* Start Entries *

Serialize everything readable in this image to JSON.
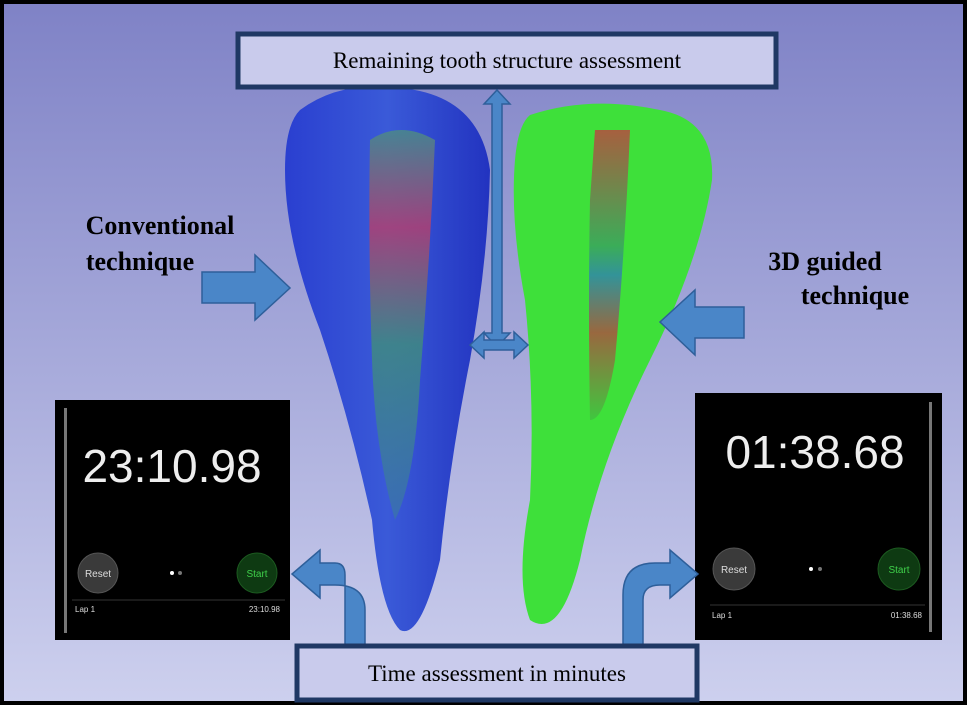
{
  "top_box": {
    "label": "Remaining tooth structure assessment"
  },
  "bottom_box": {
    "label": "Time assessment in minutes"
  },
  "left_label": {
    "lines": [
      "Conventional",
      "technique"
    ]
  },
  "right_label": {
    "lines": [
      "3D guided",
      "technique"
    ]
  },
  "left_stopwatch": {
    "time": "23:10.98",
    "reset": "Reset",
    "start": "Start",
    "lap": "Lap 1",
    "lap_time": "23:10.98"
  },
  "right_stopwatch": {
    "time": "01:38.68",
    "reset": "Reset",
    "start": "Start",
    "lap": "Lap 1",
    "lap_time": "01:38.68"
  }
}
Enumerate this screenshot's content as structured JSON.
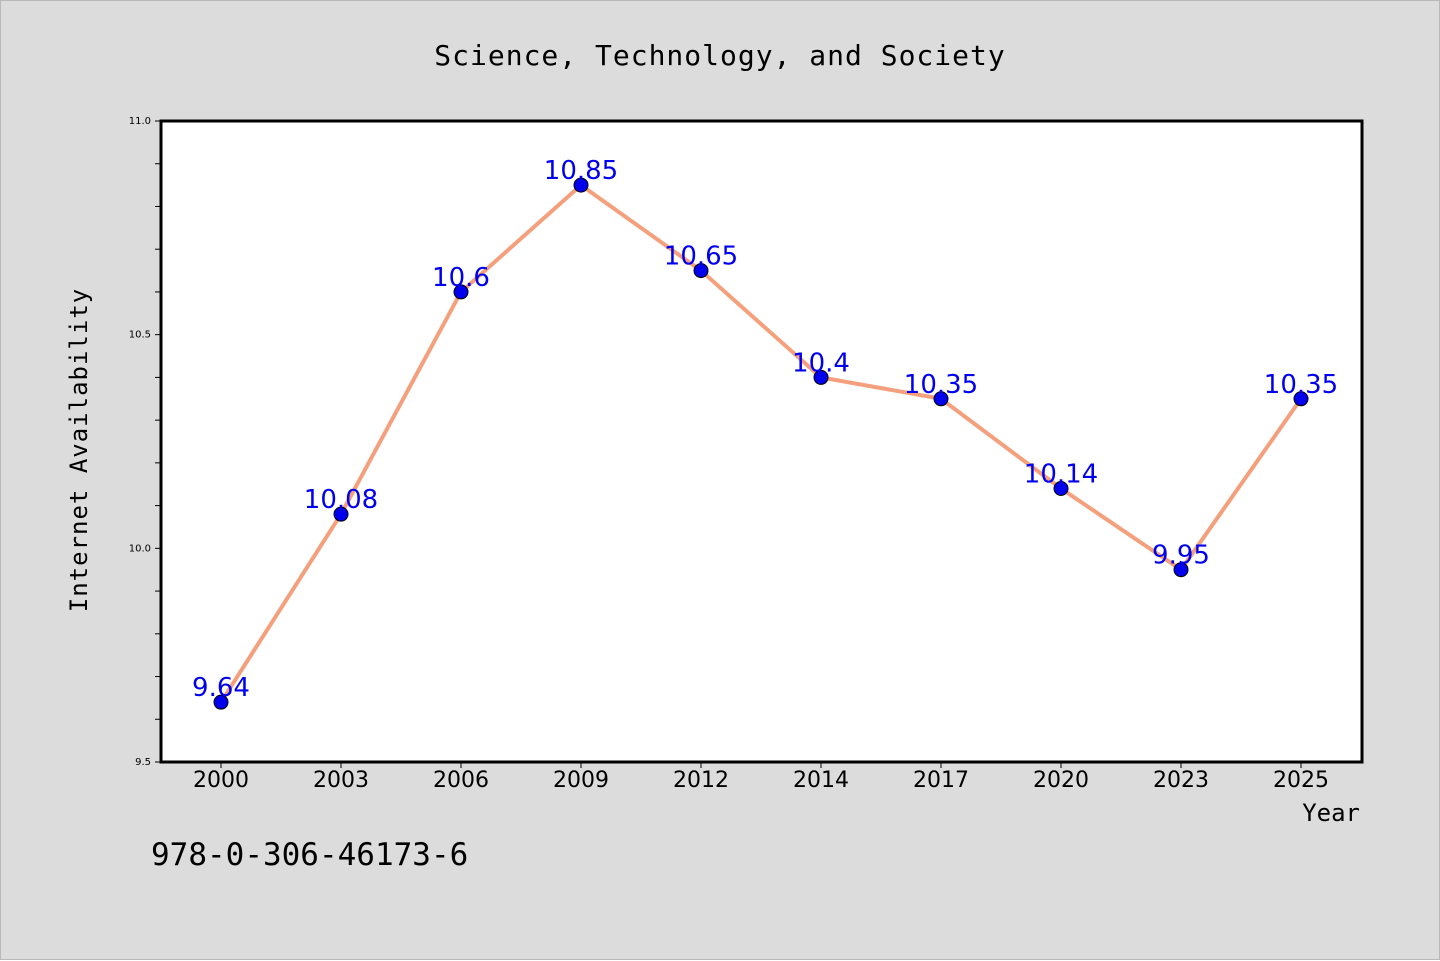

* End Entries *

▸ Work to be completed
Skip every picture and transcribe the data above exactly.

▸ The result
Serialize everything readable in this image to JSON.
{
  "top_box": {
    "label": "Remaining tooth structure assessment"
  },
  "bottom_box": {
    "label": "Time assessment in minutes"
  },
  "left_label": {
    "lines": [
      "Conventional",
      "technique"
    ]
  },
  "right_label": {
    "lines": [
      "3D guided",
      "technique"
    ]
  },
  "left_stopwatch": {
    "time": "23:10.98",
    "reset": "Reset",
    "start": "Start",
    "lap": "Lap 1",
    "lap_time": "23:10.98"
  },
  "right_stopwatch": {
    "time": "01:38.68",
    "reset": "Reset",
    "start": "Start",
    "lap": "Lap 1",
    "lap_time": "01:38.68"
  }
}
Enumerate this screenshot's content as structured JSON.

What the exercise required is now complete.